● Your instructions: Each line that includes the string "ΚΡΟΥΣΜΑΤΩΝ" counts once; give the total and nothing else.

● Given records:
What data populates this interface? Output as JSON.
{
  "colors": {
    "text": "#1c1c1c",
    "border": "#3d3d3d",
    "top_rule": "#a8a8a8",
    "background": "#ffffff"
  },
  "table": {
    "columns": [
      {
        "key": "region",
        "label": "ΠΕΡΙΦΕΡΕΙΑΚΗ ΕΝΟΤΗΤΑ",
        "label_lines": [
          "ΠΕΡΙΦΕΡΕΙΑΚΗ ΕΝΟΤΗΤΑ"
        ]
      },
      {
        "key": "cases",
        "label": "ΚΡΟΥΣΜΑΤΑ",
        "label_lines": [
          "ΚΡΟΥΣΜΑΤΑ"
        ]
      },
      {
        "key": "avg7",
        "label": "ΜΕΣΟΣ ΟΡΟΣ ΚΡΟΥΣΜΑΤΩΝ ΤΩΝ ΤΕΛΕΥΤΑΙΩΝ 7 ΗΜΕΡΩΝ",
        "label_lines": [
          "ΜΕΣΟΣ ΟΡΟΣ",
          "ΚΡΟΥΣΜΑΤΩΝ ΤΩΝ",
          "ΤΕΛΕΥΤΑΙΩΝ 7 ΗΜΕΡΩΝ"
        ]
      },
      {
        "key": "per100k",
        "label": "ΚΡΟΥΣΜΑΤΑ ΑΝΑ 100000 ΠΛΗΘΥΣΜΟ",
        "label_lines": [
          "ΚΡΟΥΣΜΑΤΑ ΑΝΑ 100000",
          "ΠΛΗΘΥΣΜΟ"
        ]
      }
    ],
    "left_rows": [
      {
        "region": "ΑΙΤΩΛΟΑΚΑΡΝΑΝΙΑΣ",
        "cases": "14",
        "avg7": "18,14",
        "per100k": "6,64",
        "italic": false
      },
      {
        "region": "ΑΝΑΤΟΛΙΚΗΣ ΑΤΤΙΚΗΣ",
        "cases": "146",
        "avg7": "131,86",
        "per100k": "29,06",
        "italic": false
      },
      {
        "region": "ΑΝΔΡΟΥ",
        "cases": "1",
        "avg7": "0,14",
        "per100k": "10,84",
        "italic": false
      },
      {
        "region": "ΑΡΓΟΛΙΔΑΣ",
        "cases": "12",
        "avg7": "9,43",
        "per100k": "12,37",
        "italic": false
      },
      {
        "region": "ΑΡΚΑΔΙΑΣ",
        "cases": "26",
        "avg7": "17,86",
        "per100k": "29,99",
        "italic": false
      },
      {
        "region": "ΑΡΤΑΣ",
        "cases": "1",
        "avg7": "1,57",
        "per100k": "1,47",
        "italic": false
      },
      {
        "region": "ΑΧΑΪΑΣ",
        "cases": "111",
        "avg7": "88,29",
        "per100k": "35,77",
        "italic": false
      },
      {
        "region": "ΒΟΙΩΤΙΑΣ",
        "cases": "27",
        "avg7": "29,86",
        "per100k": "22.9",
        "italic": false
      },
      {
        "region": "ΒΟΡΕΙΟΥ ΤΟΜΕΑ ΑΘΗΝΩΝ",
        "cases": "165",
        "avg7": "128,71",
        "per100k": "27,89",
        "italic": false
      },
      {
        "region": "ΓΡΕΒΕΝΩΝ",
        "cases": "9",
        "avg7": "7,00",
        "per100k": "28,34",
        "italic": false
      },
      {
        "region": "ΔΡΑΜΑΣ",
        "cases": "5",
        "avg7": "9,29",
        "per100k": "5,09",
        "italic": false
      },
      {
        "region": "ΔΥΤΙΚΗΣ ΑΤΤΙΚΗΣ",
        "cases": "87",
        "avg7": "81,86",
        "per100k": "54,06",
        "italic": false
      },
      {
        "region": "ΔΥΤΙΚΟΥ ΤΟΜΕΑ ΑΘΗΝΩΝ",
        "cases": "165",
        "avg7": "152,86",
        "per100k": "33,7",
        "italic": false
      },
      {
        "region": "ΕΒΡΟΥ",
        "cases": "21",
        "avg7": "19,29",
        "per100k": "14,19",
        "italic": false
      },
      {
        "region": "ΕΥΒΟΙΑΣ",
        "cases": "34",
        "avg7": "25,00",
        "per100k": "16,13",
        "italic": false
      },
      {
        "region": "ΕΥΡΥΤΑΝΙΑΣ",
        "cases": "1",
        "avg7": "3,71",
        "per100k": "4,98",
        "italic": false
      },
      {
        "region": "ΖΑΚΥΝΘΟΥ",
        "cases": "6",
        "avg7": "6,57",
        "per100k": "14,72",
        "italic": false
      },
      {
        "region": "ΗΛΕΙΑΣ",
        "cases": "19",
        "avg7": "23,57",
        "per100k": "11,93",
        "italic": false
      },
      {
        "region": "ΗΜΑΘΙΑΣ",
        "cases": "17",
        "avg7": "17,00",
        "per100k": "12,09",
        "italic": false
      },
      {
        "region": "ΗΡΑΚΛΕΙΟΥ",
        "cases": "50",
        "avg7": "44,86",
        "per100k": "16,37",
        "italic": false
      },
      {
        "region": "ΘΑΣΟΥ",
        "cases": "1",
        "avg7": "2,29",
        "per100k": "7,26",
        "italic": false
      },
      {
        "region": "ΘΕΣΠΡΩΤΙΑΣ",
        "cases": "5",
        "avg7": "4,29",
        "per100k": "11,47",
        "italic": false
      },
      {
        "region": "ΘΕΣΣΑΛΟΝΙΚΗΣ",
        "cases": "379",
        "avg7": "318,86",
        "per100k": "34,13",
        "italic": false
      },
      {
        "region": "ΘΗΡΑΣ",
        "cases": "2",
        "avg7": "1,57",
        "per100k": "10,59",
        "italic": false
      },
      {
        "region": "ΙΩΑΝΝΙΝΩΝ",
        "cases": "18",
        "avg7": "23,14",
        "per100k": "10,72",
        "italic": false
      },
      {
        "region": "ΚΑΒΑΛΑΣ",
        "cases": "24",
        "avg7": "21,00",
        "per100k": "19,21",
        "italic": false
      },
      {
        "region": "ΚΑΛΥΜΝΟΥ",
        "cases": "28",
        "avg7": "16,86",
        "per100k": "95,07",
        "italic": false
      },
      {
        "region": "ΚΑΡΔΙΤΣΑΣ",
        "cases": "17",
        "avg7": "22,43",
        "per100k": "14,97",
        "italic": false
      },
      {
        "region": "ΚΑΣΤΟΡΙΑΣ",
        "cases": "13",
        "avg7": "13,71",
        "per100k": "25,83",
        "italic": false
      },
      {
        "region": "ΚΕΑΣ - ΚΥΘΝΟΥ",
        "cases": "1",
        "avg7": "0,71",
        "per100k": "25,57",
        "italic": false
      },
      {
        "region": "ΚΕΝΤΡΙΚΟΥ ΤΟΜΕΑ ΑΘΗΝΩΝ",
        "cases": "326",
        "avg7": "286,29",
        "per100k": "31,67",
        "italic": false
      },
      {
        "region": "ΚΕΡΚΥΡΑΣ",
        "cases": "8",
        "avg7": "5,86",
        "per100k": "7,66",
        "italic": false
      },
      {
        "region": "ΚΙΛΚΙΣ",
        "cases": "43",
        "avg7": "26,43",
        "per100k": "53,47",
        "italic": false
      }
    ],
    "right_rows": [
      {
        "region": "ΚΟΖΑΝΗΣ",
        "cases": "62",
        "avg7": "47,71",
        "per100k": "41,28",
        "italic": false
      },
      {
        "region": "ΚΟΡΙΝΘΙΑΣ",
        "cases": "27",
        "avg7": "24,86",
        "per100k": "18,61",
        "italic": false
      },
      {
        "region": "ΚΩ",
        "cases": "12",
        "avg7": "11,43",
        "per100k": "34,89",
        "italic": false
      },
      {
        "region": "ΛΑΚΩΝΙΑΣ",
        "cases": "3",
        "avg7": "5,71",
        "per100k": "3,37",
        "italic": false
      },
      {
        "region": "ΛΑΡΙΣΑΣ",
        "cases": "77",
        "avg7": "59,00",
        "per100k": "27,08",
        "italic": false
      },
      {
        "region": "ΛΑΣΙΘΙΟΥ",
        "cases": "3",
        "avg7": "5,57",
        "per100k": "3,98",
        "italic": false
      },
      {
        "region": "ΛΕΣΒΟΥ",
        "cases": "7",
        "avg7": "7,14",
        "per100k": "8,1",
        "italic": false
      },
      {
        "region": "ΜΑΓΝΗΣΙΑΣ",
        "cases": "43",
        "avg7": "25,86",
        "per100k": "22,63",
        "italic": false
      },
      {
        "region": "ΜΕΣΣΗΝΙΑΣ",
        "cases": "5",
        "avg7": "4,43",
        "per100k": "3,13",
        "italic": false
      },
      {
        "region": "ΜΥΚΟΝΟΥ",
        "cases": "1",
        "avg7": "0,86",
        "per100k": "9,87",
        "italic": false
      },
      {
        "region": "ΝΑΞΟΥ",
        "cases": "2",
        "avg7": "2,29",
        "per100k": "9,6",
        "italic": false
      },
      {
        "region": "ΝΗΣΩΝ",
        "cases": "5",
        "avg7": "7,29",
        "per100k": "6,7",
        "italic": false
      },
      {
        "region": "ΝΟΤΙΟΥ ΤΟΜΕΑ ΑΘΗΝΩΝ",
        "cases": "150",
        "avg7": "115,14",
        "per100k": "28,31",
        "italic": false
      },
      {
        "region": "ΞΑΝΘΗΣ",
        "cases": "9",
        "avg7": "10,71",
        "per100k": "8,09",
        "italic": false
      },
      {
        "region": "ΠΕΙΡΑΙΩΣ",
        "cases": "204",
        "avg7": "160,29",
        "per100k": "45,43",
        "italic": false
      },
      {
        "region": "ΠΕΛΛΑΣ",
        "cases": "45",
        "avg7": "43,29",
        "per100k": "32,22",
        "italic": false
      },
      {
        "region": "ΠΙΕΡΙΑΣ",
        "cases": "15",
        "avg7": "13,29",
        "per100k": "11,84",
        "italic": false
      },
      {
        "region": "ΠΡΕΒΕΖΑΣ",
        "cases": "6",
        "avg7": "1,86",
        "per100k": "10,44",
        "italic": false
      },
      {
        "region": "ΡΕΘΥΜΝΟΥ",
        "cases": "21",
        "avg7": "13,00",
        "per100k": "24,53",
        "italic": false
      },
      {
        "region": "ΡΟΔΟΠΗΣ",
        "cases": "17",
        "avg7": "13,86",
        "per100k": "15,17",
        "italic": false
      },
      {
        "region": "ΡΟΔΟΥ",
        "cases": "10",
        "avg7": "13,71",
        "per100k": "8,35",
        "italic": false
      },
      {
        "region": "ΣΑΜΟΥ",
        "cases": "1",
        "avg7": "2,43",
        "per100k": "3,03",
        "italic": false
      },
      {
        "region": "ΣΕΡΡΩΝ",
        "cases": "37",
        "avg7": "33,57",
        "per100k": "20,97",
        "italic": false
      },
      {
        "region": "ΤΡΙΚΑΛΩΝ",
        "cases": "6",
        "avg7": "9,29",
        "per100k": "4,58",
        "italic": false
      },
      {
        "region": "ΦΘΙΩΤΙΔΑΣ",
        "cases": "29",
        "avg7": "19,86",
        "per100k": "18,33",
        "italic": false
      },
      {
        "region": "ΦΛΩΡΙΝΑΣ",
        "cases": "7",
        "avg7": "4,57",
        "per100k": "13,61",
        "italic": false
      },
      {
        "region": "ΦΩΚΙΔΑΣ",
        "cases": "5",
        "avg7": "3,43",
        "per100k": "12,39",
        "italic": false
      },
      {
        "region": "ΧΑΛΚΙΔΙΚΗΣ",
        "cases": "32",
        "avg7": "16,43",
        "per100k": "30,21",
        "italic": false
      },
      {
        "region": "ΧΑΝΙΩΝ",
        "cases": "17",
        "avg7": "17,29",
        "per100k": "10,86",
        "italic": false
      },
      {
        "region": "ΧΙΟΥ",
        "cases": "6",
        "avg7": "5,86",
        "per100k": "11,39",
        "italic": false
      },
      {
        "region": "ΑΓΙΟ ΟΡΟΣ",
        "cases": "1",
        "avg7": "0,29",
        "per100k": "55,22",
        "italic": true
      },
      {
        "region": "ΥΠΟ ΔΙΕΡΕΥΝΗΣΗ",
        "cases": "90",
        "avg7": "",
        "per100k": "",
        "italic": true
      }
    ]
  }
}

● Final result: 2